-- Begin SOURCE RECORDS --

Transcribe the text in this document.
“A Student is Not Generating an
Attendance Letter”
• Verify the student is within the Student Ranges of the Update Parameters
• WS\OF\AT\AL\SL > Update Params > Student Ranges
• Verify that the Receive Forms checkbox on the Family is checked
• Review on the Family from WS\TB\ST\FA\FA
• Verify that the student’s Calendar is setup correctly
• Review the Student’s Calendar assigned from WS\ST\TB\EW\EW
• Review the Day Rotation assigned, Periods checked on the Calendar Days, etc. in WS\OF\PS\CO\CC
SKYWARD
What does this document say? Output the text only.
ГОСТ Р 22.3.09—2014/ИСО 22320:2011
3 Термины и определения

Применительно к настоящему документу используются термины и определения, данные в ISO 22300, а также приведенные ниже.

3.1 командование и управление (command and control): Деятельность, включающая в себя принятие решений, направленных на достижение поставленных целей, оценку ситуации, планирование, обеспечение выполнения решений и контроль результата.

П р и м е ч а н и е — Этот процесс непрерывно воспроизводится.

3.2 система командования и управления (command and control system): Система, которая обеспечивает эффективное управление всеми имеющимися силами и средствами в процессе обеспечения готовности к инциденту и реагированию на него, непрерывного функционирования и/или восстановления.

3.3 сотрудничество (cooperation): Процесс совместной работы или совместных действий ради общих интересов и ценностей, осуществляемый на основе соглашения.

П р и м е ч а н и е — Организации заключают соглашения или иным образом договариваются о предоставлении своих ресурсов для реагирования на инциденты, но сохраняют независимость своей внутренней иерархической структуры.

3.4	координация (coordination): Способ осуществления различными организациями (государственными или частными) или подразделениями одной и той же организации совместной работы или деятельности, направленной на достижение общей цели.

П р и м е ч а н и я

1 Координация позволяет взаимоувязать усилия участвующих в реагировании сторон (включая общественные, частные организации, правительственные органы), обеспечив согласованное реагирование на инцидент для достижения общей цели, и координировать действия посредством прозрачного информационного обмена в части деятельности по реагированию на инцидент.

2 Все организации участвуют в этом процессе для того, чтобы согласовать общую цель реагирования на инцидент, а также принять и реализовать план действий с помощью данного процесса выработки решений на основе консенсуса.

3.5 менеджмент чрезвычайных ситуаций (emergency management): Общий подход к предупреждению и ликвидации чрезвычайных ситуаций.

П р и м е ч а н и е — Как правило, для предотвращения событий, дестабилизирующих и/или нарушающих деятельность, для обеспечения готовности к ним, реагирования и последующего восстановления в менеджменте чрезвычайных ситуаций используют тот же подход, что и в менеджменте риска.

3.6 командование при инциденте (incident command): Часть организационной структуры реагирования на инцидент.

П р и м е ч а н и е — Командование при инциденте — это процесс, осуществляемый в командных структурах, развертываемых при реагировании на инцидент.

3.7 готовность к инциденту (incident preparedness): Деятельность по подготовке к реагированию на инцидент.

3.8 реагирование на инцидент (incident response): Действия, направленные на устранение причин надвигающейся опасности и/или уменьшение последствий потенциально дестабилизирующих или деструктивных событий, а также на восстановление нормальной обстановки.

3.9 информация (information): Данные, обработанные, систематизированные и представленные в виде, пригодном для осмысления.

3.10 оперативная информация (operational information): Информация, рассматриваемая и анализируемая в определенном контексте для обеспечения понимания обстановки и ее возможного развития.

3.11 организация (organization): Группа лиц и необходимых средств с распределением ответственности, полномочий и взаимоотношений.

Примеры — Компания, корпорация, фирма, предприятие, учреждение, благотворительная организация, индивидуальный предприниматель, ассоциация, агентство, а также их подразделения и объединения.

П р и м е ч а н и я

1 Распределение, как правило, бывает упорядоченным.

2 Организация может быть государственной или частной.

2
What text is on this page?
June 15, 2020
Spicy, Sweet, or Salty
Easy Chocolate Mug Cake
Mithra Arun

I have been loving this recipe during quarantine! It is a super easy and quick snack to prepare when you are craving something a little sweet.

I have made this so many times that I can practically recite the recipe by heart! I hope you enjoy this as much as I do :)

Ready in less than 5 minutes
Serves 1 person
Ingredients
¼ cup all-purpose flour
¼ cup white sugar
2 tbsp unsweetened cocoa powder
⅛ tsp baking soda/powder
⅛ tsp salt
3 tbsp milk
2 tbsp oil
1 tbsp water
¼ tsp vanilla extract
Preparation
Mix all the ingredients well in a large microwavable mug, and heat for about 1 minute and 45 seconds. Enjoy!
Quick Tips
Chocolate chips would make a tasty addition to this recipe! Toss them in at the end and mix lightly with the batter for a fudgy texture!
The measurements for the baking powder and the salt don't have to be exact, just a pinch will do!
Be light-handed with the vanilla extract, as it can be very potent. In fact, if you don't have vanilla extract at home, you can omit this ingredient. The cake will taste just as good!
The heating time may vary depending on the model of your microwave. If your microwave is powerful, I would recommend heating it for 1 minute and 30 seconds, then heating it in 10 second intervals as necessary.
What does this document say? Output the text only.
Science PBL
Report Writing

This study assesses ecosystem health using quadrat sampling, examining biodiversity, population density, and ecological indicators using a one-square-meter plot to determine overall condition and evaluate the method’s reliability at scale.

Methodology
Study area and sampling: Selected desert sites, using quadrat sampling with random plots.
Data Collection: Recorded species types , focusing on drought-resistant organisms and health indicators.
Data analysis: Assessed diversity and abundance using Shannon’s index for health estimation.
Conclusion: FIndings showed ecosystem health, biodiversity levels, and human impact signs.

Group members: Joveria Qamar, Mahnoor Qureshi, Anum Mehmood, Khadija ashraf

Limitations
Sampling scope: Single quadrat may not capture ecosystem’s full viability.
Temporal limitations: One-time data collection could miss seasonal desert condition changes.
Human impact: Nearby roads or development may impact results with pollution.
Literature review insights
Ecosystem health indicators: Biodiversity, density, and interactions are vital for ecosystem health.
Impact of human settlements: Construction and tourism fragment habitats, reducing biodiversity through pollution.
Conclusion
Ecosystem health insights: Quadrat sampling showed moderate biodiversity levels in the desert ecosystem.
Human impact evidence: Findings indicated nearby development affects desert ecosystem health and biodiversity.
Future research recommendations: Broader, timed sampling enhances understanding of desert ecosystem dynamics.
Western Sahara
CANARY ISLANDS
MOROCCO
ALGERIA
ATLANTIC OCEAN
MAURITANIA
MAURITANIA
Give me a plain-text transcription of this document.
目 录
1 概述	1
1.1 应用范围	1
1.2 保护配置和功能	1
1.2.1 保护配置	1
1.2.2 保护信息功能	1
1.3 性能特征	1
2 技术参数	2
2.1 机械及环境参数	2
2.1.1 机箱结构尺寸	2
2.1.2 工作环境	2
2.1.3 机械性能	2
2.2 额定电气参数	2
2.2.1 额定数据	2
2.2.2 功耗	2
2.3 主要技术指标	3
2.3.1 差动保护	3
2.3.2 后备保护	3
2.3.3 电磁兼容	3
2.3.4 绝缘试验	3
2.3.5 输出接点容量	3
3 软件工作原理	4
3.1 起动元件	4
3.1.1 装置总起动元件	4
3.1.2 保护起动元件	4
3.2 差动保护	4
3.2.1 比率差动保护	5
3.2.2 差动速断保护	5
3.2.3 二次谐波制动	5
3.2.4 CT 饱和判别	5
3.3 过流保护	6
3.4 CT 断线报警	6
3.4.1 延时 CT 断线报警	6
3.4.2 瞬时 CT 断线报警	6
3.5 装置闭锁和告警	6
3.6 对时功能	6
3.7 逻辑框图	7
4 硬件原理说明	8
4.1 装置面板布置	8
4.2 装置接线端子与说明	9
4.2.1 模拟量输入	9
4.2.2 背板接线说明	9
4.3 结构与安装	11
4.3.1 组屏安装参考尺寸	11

-- End SOURCE RECORDS --

In the records, locate each line holding the string "инциденту" and copy it.

_THE ANSWER_:
3.2 система командования и управления (command and control system): Система, которая обеспечивает эффективное управление всеми имеющимися силами и средствами в процессе обеспечения готовности к инциденту и реагированию на него, непрерывного функционирования и/или восстановления.
3.7 готовность к инциденту (incident preparedness): Деятельность по подготовке к реагированию на инцидент.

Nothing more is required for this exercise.